§ TASK TO CARRY OUT:
What follows is a block of records; restate each one word for word.

§ DATA ENTRIES:
________________________

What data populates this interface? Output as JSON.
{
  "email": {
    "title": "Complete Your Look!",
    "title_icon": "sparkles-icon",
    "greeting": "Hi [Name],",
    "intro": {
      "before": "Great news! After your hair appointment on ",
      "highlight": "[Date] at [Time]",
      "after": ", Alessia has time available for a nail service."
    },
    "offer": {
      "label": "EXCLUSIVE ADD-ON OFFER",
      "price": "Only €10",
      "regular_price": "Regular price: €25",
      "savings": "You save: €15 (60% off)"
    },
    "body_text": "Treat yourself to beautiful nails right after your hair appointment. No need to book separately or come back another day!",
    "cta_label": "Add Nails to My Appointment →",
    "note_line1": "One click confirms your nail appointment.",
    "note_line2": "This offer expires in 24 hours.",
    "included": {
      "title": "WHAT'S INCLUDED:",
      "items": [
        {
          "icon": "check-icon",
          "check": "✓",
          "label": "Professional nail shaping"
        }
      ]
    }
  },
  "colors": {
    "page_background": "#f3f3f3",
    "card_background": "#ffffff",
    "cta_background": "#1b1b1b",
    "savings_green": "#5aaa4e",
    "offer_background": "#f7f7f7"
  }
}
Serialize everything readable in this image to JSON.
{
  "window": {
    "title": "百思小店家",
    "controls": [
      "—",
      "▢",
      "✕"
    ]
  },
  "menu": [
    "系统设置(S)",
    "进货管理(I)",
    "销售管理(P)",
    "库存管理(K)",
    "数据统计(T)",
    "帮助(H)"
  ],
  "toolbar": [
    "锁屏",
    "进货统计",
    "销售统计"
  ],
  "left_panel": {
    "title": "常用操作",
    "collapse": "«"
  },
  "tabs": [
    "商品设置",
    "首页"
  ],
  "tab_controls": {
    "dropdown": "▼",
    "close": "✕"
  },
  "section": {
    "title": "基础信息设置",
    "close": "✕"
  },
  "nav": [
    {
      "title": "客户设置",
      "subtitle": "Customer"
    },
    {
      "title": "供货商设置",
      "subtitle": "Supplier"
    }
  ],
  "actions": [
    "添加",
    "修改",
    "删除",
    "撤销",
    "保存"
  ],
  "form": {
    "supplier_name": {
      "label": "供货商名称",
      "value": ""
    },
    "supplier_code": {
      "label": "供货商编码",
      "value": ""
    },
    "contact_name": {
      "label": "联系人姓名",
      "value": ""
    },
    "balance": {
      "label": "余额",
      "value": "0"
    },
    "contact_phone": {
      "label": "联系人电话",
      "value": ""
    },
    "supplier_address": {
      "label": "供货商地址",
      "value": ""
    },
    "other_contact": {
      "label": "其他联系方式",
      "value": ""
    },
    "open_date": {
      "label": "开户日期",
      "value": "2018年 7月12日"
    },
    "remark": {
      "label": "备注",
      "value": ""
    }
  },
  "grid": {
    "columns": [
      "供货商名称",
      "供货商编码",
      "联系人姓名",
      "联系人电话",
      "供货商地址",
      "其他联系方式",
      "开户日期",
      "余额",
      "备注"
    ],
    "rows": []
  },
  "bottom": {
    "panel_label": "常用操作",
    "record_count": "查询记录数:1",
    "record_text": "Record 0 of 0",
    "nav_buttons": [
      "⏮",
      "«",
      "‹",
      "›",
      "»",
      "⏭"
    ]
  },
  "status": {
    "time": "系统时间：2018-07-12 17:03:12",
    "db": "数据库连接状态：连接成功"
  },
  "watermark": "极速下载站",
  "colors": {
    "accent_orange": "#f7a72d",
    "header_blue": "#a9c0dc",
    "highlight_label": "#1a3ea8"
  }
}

________________________

§ COMPLETED TASK:
What data populates this interface? Output as JSON.
{
  "email": {
    "title": "Complete Your Look!",
    "title_icon": "sparkles-icon",
    "greeting": "Hi [Name],",
    "intro": {
      "before": "Great news! After your hair appointment on ",
      "highlight": "[Date] at [Time]",
      "after": ", Alessia has time available for a nail service."
    },
    "offer": {
      "label": "EXCLUSIVE ADD-ON OFFER",
      "price": "Only €10",
      "regular_price": "Regular price: €25",
      "savings": "You save: €15 (60% off)"
    },
    "body_text": "Treat yourself to beautiful nails right after your hair appointment. No need to book separately or come back another day!",
    "cta_label": "Add Nails to My Appointment →",
    "note_line1": "One click confirms your nail appointment.",
    "note_line2": "This offer expires in 24 hours.",
    "included": {
      "title": "WHAT'S INCLUDED:",
      "items": [
        {
          "icon": "check-icon",
          "check": "✓",
          "label": "Professional nail shaping"
        }
      ]
    }
  },
  "colors": {
    "page_background": "#f3f3f3",
    "card_background": "#ffffff",
    "cta_background": "#1b1b1b",
    "savings_green": "#5aaa4e",
    "offer_background": "#f7f7f7"
  }
}
Serialize everything readable in this image to JSON.
{
  "window": {
    "title": "百思小店家",
    "controls": [
      "—",
      "▢",
      "✕"
    ]
  },
  "menu": [
    "系统设置(S)",
    "进货管理(I)",
    "销售管理(P)",
    "库存管理(K)",
    "数据统计(T)",
    "帮助(H)"
  ],
  "toolbar": [
    "锁屏",
    "进货统计",
    "销售统计"
  ],
  "left_panel": {
    "title": "常用操作",
    "collapse": "«"
  },
  "tabs": [
    "商品设置",
    "首页"
  ],
  "tab_controls": {
    "dropdown": "▼",
    "close": "✕"
  },
  "section": {
    "title": "基础信息设置",
    "close": "✕"
  },
  "nav": [
    {
      "title": "客户设置",
      "subtitle": "Customer"
    },
    {
      "title": "供货商设置",
      "subtitle": "Supplier"
    }
  ],
  "actions": [
    "添加",
    "修改",
    "删除",
    "撤销",
    "保存"
  ],
  "form": {
    "supplier_name": {
      "label": "供货商名称",
      "value": ""
    },
    "supplier_code": {
      "label": "供货商编码",
      "value": ""
    },
    "contact_name": {
      "label": "联系人姓名",
      "value": ""
    },
    "balance": {
      "label": "余额",
      "value": "0"
    },
    "contact_phone": {
      "label": "联系人电话",
      "value": ""
    },
    "supplier_address": {
      "label": "供货商地址",
      "value": ""
    },
    "other_contact": {
      "label": "其他联系方式",
      "value": ""
    },
    "open_date": {
      "label": "开户日期",
      "value": "2018年 7月12日"
    },
    "remark": {
      "label": "备注",
      "value": ""
    }
  },
  "grid": {
    "columns": [
      "供货商名称",
      "供货商编码",
      "联系人姓名",
      "联系人电话",
      "供货商地址",
      "其他联系方式",
      "开户日期",
      "余额",
      "备注"
    ],
    "rows": []
  },
  "bottom": {
    "panel_label": "常用操作",
    "record_count": "查询记录数:1",
    "record_text": "Record 0 of 0",
    "nav_buttons": [
      "⏮",
      "«",
      "‹",
      "›",
      "»",
      "⏭"
    ]
  },
  "status": {
    "time": "系统时间：2018-07-12 17:03:12",
    "db": "数据库连接状态：连接成功"
  },
  "watermark": "极速下载站",
  "colors": {
    "accent_orange": "#f7a72d",
    "header_blue": "#a9c0dc",
    "highlight_label": "#1a3ea8"
  }
}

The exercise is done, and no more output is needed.